## Texto do documento
----

São Paulo, terça-feira, 13 de junho de 1995
Texto Anterior | Próximo Texto | Índice

O mundo dos tijolos

LAURO CAMPOS

Nós nos encontramos neste momento, no meu ponto de vista, numa situação que talvez não tenha precedentes, não apenas na nossa conturbada história política e social brasileira. Aqueles que têm antenas para perceber o futuro estão conscientes de que a sociedade, a cada momento, toma mais conhecimento, firma mais a sua convicção de que a situação, a conjuntura internacional é das mais graves.
São tão numerosas e protéicas as formas pelas quais o protesto humano se manifesta; são tão violentas as expressões de inconformismo com os 820 milhões de desempregados com que nos deparamos hoje; é tão grande a perplexidade diante de um endividamento que vai nos consumir o futuro, porque o endividamento atingiu e se aprofunda inclusive nos EUA, o núcleo axial desse sistema capitalista transtornado em suas raízes.
Ao mesmo tempo, existe o movimento centrífugo de proteção e de tentativa de formação de um espaço, como o Mercado Comum Europeu, a área dos ``tigres asiáticos", o Nafta, o Mercosul. A área de proteção é uma espécie de guarda-chuva diante das ameaças de aprofundamento da crise, porque em todas as crises o nacionalismo e o protecionismo quiseram fazer com que uma espécie de colchão protegesse o Estado nacional, o mercado nacional contra a invasão das mercadorias cada vez mais difíceis de serem colocadas nos mercados em que o desemprego, a miséria e a pobreza tomam conta.
De modo que, então, ao lado deste movimento de formação de mercados e de áreas comuns, a fim de proteger e de resguardar um espaço maior para que o comércio não atinja níveis tão grandes de degradação -como aconteceu em crises anteriores, como a de 1929 e a de 1935, em que 68 países já haviam desvalorizado a sua moeda e o protecionismo se ergueu a fim de defender esse espaço interno-, hoje, sentimos a presença deste mecanismo de defesa de um lado e, de outro, vemos que etnias se confrontam, lutas medievais se atualizam e se modernizam, espaços privilegiados procuram livrar-se do contrapeso de seus vizinhos, de seus apêndices, a fim de conquistar posição de superioridade, destaque e privilégio diante da crise que se aproxima.
Desde a Irlanda à luta dos bascos, da Chechênia até os confins da Ásia, Bósnia etc. No meu ponto de vista, há uma unidade entre todas essas dissensões, que não apenas ocorrem no espaço conturbado do Leste Europeu, mas permeiam a América Central e praticamente o mundo todo. Esse é o conteúdo novo dessa crise. As crises anteriores não apresentaram esse aspecto, que é um dos pontos mais importantes e mais interessantes que essa degradação, esse ``bouleversement du monde", esse transtorno que o mundo moderno apresenta.

----

## Exercício escrito
Reproduza fielmente o trecho do texto sobre a crise internacional que começa nas palavras "Desde a Irlanda" e termina logo após "mundo moderno apresenta.". A listagem é um material à parte, sem relação com o texto sobre a crise internacional.

## Dados fornecidos

----

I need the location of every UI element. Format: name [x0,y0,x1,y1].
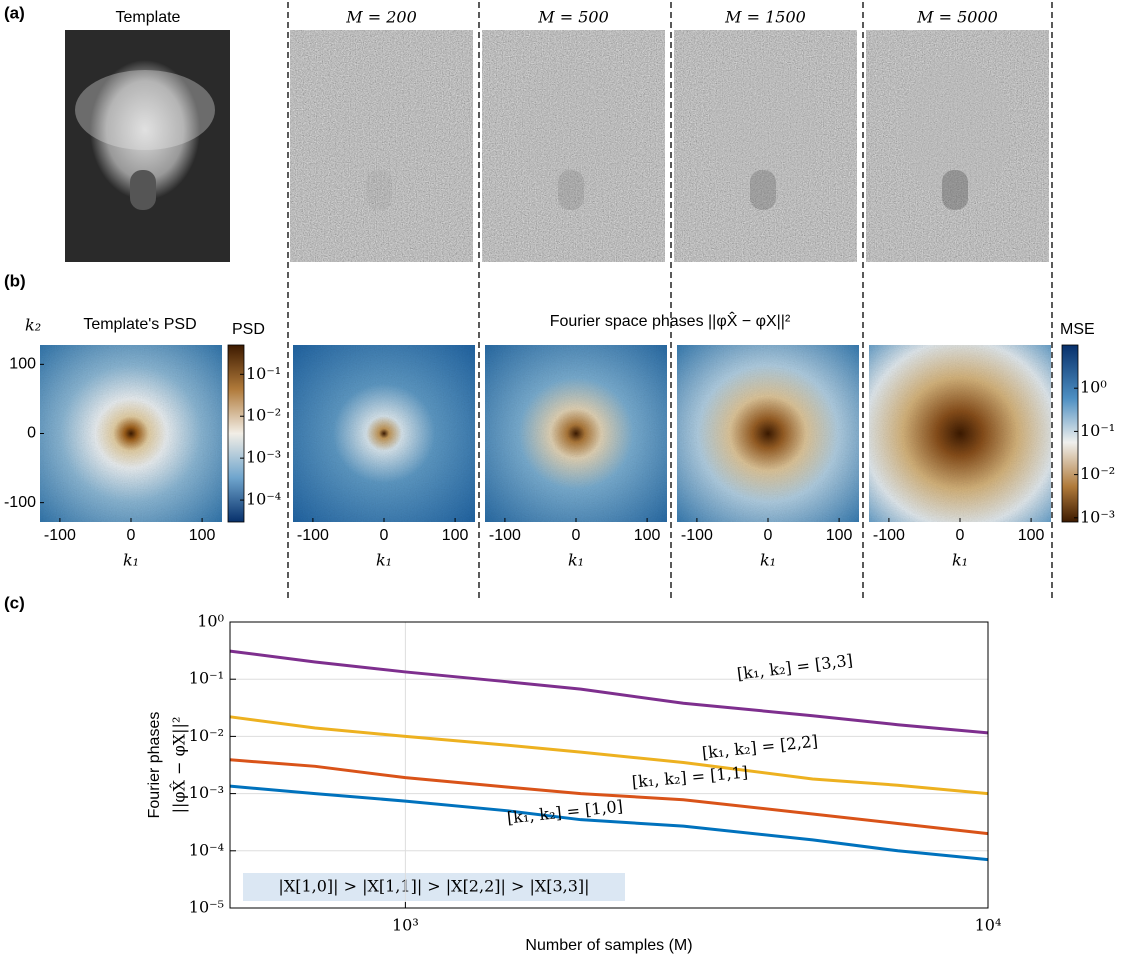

----

## Resultado do exercício
Desde a Irlanda à luta dos bascos, da Chechênia até os confins da Ásia, Bósnia etc. No meu ponto de vista, há uma unidade entre todas essas dissensões, que não apenas ocorrem no espaço conturbado do Leste Europeu, mas permeiam a América Central e praticamente o mundo todo. Esse é o conteúdo novo dessa crise. As crises anteriores não apresentaram esse aspecto, que é um dos pontos mais importantes e mais interessantes que essa degradação, esse ``bouleversement du monde", esse transtorno que o mundo moderno apresenta.